• _AIM OF THE TASK_
Extract each line bearing the word "الماهية".

• _RECORDS FOR THIS TASK_
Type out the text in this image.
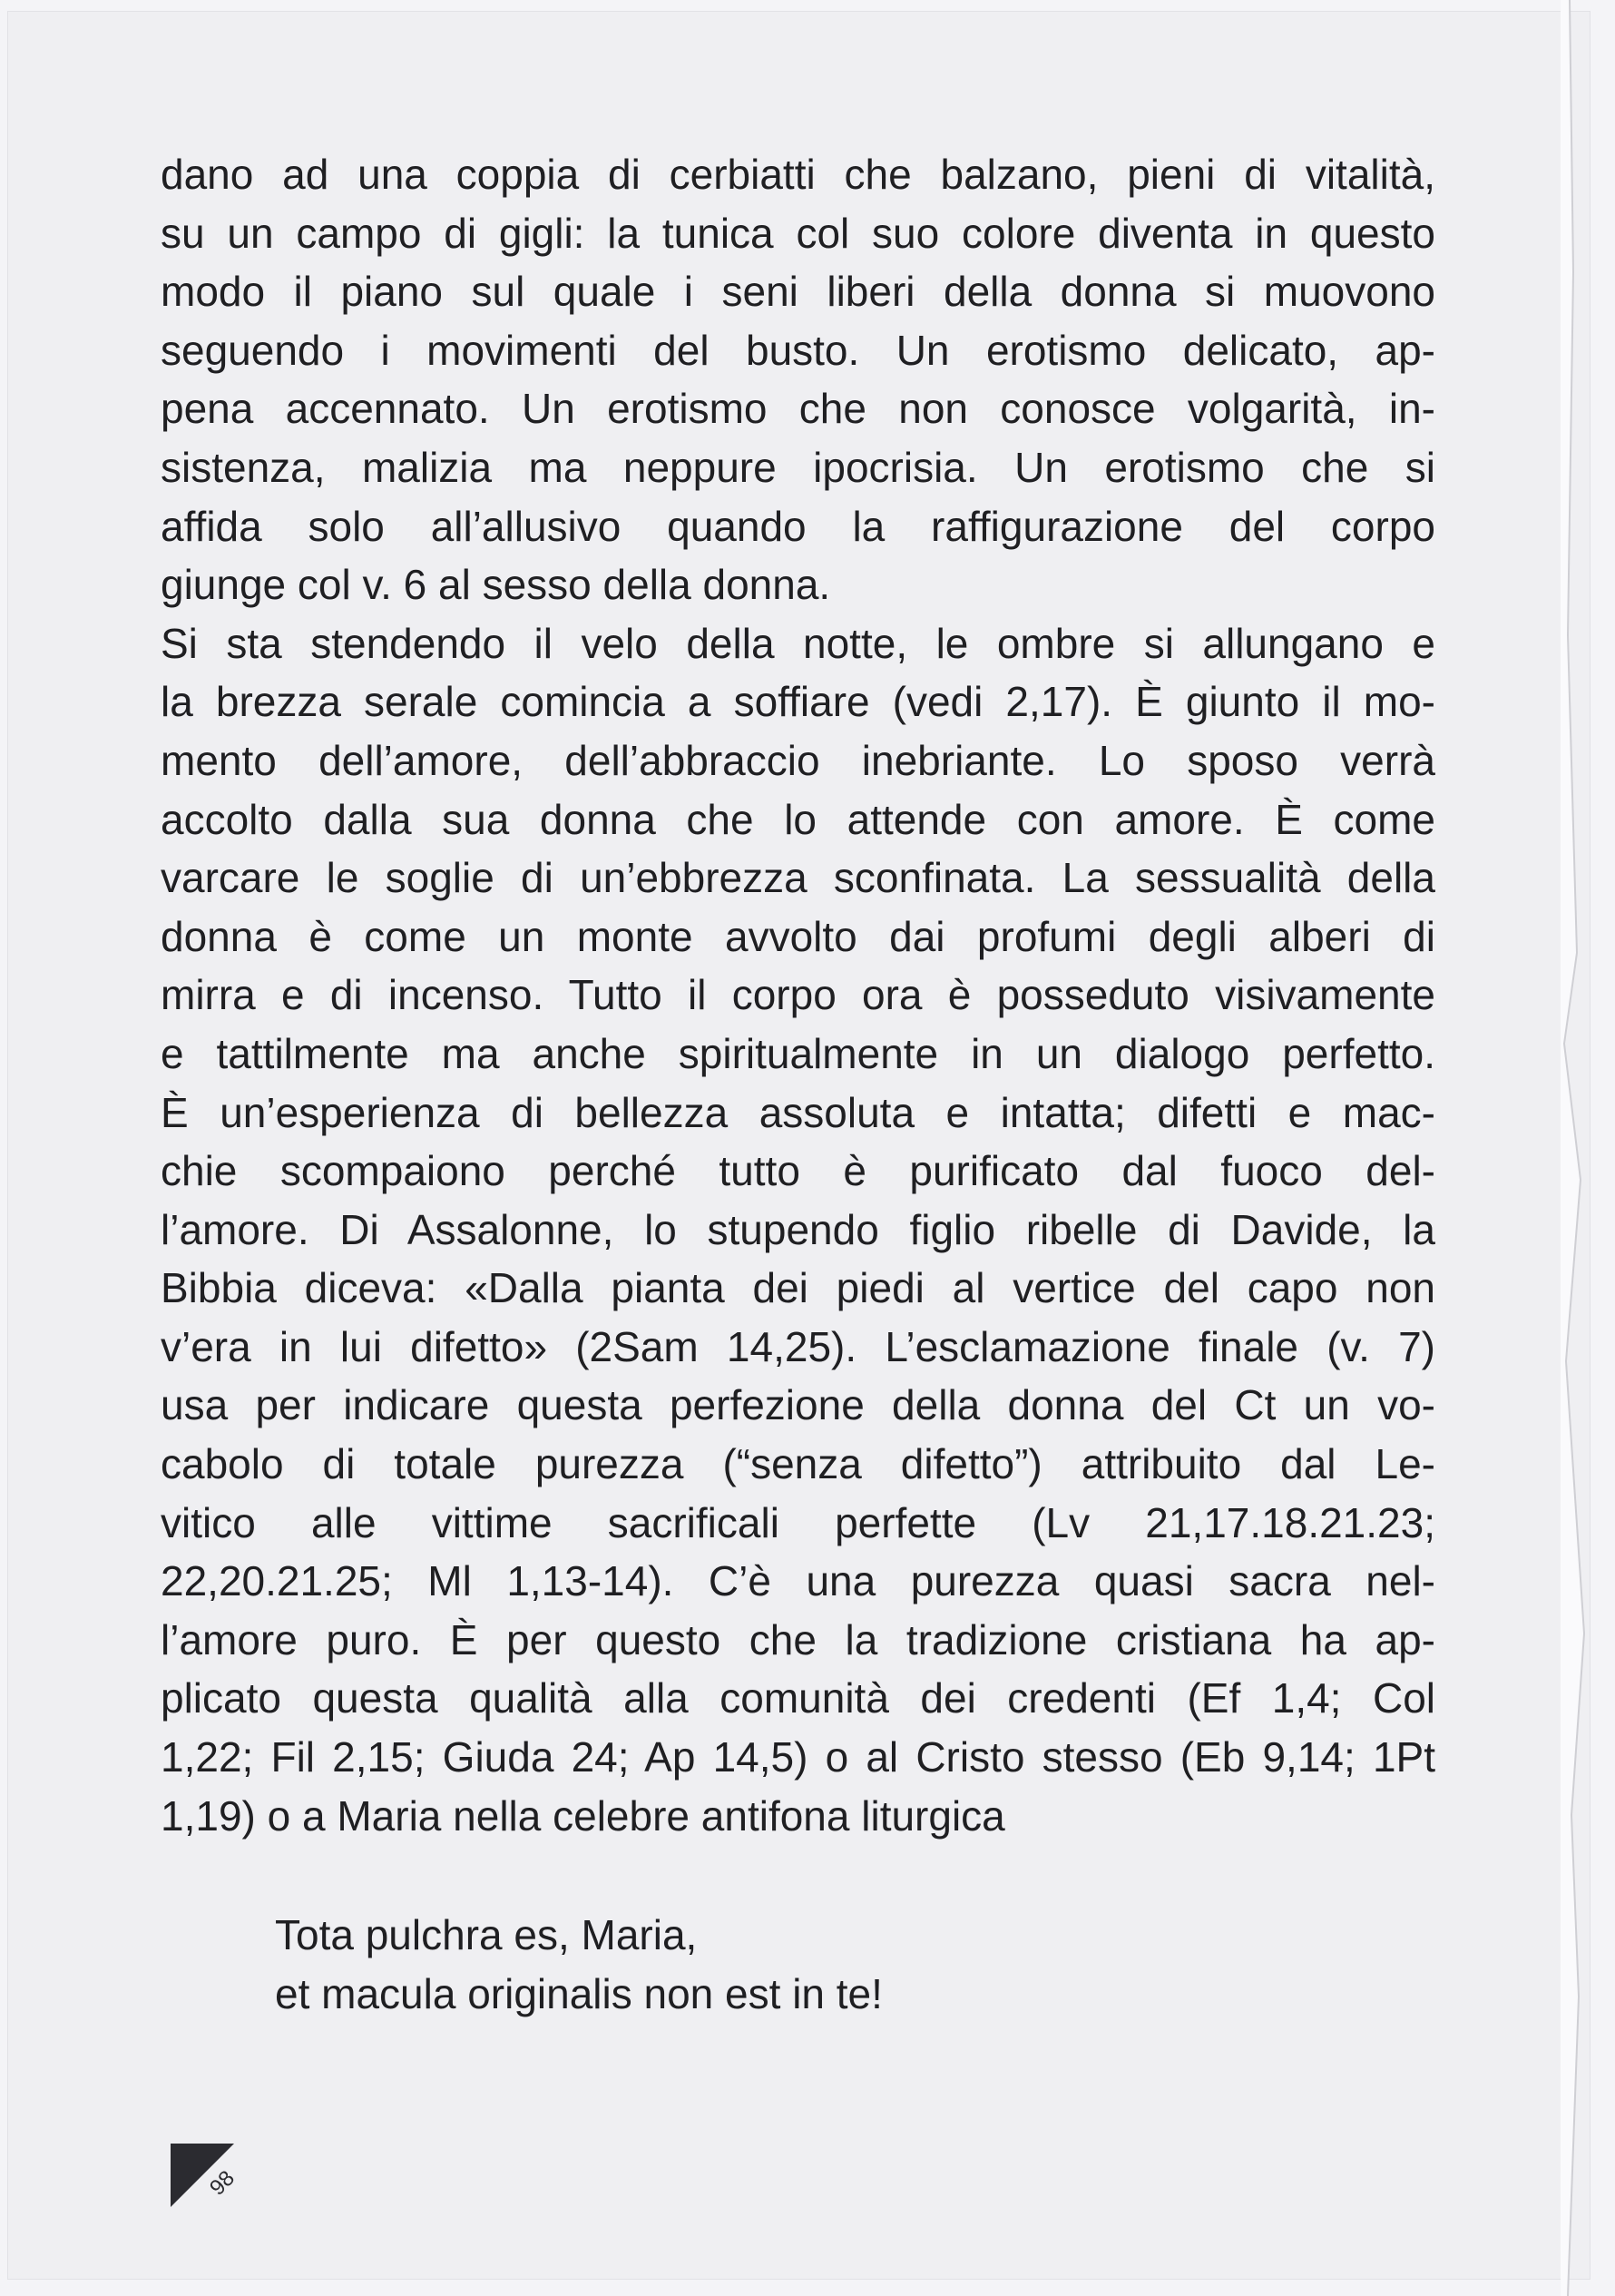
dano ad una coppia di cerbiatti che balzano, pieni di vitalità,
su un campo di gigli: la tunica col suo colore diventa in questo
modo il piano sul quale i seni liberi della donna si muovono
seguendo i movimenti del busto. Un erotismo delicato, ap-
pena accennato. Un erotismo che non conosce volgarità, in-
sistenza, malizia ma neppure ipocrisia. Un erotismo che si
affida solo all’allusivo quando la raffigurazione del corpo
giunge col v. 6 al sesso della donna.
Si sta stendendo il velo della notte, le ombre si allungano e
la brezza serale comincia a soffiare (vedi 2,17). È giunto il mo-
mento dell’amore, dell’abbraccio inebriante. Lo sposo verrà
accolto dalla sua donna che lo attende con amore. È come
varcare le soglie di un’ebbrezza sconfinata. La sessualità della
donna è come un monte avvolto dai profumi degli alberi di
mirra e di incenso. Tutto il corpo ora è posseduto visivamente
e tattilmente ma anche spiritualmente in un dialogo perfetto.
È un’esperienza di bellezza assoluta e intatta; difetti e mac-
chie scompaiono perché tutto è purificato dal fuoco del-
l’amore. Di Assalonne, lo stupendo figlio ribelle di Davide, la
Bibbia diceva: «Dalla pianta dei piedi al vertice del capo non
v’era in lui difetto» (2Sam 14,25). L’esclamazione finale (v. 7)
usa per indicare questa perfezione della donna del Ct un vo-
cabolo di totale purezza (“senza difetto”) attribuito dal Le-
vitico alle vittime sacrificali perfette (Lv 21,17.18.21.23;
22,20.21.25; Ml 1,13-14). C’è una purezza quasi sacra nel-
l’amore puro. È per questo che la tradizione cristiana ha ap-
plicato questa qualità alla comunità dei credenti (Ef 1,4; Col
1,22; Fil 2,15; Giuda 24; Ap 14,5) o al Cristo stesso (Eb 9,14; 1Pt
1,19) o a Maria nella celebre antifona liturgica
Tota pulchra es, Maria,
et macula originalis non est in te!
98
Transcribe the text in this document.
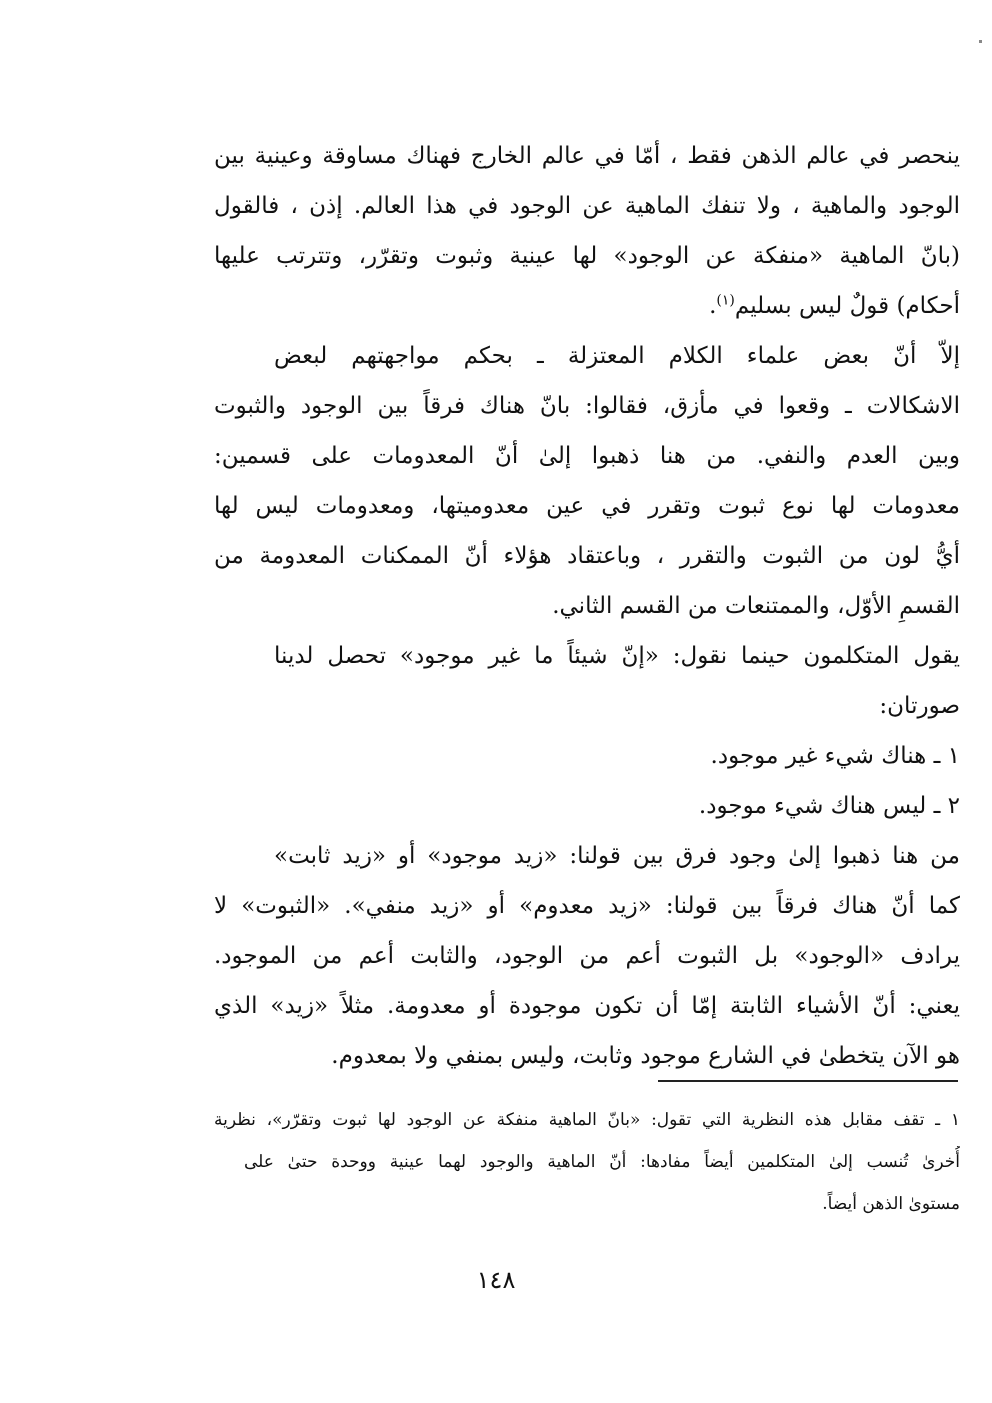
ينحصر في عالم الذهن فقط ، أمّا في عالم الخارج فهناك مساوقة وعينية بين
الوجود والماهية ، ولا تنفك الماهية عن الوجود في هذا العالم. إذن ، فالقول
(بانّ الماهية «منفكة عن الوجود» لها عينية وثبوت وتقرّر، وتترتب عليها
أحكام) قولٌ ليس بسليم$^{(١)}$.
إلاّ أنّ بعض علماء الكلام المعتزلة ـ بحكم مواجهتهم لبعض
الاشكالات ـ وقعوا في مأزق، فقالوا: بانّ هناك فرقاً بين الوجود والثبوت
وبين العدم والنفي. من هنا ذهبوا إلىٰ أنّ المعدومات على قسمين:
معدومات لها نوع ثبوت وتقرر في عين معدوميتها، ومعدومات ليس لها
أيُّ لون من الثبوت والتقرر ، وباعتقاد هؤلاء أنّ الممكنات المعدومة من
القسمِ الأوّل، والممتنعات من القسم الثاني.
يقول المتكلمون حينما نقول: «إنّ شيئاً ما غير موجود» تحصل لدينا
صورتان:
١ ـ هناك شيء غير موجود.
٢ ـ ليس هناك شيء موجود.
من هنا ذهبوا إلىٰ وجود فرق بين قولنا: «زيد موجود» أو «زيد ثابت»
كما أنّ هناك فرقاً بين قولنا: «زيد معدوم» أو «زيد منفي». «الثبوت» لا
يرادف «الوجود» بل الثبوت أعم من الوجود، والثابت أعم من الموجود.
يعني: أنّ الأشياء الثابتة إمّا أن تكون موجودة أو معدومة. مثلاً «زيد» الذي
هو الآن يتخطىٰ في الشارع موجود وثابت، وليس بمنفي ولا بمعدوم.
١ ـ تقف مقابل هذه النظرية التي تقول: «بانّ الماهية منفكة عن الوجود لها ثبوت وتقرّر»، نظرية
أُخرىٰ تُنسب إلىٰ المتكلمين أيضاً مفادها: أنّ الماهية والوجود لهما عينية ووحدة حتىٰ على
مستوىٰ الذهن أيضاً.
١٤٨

• _TASK ANSWER_
الوجود والماهية ، ولا تنفك الماهية عن الوجود في هذا العالم. إذن ، فالقول
(بانّ الماهية «منفكة عن الوجود» لها عينية وثبوت وتقرّر، وتترتب عليها
١ ـ تقف مقابل هذه النظرية التي تقول: «بانّ الماهية منفكة عن الوجود لها ثبوت وتقرّر»، نظرية
أُخرىٰ تُنسب إلىٰ المتكلمين أيضاً مفادها: أنّ الماهية والوجود لهما عينية ووحدة حتىٰ على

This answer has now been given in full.